Every record below should be printed exactly as given.

----

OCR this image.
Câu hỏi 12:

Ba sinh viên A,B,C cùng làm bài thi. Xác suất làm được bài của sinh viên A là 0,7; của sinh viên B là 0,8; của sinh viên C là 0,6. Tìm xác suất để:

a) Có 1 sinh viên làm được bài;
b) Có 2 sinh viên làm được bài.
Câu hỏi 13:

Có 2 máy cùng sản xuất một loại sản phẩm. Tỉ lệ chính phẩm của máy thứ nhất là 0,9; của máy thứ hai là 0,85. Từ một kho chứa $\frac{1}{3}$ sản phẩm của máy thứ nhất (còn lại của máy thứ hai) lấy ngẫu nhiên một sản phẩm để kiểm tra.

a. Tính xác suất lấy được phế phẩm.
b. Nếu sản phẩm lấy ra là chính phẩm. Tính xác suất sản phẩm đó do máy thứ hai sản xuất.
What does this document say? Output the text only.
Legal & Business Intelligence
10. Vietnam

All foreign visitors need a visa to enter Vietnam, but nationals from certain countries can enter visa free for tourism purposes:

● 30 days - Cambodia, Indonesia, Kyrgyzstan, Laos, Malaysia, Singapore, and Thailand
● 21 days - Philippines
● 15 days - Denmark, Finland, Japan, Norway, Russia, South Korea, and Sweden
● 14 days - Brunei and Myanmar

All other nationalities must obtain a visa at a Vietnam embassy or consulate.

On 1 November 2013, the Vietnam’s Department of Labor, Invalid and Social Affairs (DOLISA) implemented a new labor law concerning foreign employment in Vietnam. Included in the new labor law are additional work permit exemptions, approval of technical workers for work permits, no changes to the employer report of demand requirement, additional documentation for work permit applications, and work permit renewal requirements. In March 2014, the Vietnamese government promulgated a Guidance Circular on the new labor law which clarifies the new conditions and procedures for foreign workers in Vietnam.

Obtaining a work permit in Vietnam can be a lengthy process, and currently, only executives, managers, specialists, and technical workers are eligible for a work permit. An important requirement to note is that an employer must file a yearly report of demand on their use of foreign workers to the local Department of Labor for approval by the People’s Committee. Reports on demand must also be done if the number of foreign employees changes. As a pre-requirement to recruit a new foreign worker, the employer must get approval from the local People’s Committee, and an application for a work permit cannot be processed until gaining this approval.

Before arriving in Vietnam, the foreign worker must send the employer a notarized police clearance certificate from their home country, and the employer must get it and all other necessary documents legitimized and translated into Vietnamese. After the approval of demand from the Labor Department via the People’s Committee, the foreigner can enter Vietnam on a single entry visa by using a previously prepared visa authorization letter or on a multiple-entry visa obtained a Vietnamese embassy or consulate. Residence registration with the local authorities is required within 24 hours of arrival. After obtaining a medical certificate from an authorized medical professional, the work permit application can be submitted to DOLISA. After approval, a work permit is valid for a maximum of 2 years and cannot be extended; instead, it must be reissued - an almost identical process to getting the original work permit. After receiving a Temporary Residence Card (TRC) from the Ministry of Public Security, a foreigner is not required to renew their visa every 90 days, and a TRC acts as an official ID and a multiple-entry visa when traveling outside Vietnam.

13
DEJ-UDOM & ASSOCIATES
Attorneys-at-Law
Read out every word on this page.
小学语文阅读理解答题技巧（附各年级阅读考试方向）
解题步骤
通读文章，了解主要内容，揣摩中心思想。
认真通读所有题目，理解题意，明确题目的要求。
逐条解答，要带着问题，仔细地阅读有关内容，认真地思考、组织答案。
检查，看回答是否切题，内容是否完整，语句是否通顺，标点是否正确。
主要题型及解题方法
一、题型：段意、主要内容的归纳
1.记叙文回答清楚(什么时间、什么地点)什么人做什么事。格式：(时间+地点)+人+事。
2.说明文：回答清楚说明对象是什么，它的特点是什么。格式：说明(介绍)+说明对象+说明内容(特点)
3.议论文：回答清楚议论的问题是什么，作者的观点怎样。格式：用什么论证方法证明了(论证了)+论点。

----

§ **The output**
OCR this image.
Câu hỏi 12:

Ba sinh viên A,B,C cùng làm bài thi. Xác suất làm được bài của sinh viên A là 0,7; của sinh viên B là 0,8; của sinh viên C là 0,6. Tìm xác suất để:

a) Có 1 sinh viên làm được bài;
b) Có 2 sinh viên làm được bài.
Câu hỏi 13:

Có 2 máy cùng sản xuất một loại sản phẩm. Tỉ lệ chính phẩm của máy thứ nhất là 0,9; của máy thứ hai là 0,85. Từ một kho chứa $\frac{1}{3}$ sản phẩm của máy thứ nhất (còn lại của máy thứ hai) lấy ngẫu nhiên một sản phẩm để kiểm tra.

a. Tính xác suất lấy được phế phẩm.
b. Nếu sản phẩm lấy ra là chính phẩm. Tính xác suất sản phẩm đó do máy thứ hai sản xuất.
What does this document say? Output the text only.
Legal & Business Intelligence
10. Vietnam

All foreign visitors need a visa to enter Vietnam, but nationals from certain countries can enter visa free for tourism purposes:

● 30 days - Cambodia, Indonesia, Kyrgyzstan, Laos, Malaysia, Singapore, and Thailand
● 21 days - Philippines
● 15 days - Denmark, Finland, Japan, Norway, Russia, South Korea, and Sweden
● 14 days - Brunei and Myanmar

All other nationalities must obtain a visa at a Vietnam embassy or consulate.

On 1 November 2013, the Vietnam’s Department of Labor, Invalid and Social Affairs (DOLISA) implemented a new labor law concerning foreign employment in Vietnam. Included in the new labor law are additional work permit exemptions, approval of technical workers for work permits, no changes to the employer report of demand requirement, additional documentation for work permit applications, and work permit renewal requirements. In March 2014, the Vietnamese government promulgated a Guidance Circular on the new labor law which clarifies the new conditions and procedures for foreign workers in Vietnam.

Obtaining a work permit in Vietnam can be a lengthy process, and currently, only executives, managers, specialists, and technical workers are eligible for a work permit. An important requirement to note is that an employer must file a yearly report of demand on their use of foreign workers to the local Department of Labor for approval by the People’s Committee. Reports on demand must also be done if the number of foreign employees changes. As a pre-requirement to recruit a new foreign worker, the employer must get approval from the local People’s Committee, and an application for a work permit cannot be processed until gaining this approval.

Before arriving in Vietnam, the foreign worker must send the employer a notarized police clearance certificate from their home country, and the employer must get it and all other necessary documents legitimized and translated into Vietnamese. After the approval of demand from the Labor Department via the People’s Committee, the foreigner can enter Vietnam on a single entry visa by using a previously prepared visa authorization letter or on a multiple-entry visa obtained a Vietnamese embassy or consulate. Residence registration with the local authorities is required within 24 hours of arrival. After obtaining a medical certificate from an authorized medical professional, the work permit application can be submitted to DOLISA. After approval, a work permit is valid for a maximum of 2 years and cannot be extended; instead, it must be reissued - an almost identical process to getting the original work permit. After receiving a Temporary Residence Card (TRC) from the Ministry of Public Security, a foreigner is not required to renew their visa every 90 days, and a TRC acts as an official ID and a multiple-entry visa when traveling outside Vietnam.

13
DEJ-UDOM & ASSOCIATES
Attorneys-at-Law
Read out every word on this page.
小学语文阅读理解答题技巧（附各年级阅读考试方向）
解题步骤
通读文章，了解主要内容，揣摩中心思想。
认真通读所有题目，理解题意，明确题目的要求。
逐条解答，要带着问题，仔细地阅读有关内容，认真地思考、组织答案。
检查，看回答是否切题，内容是否完整，语句是否通顺，标点是否正确。
主要题型及解题方法
一、题型：段意、主要内容的归纳
1.记叙文回答清楚(什么时间、什么地点)什么人做什么事。格式：(时间+地点)+人+事。
2.说明文：回答清楚说明对象是什么，它的特点是什么。格式：说明(介绍)+说明对象+说明内容(特点)
3.议论文：回答清楚议论的问题是什么，作者的观点怎样。格式：用什么论证方法证明了(论证了)+论点。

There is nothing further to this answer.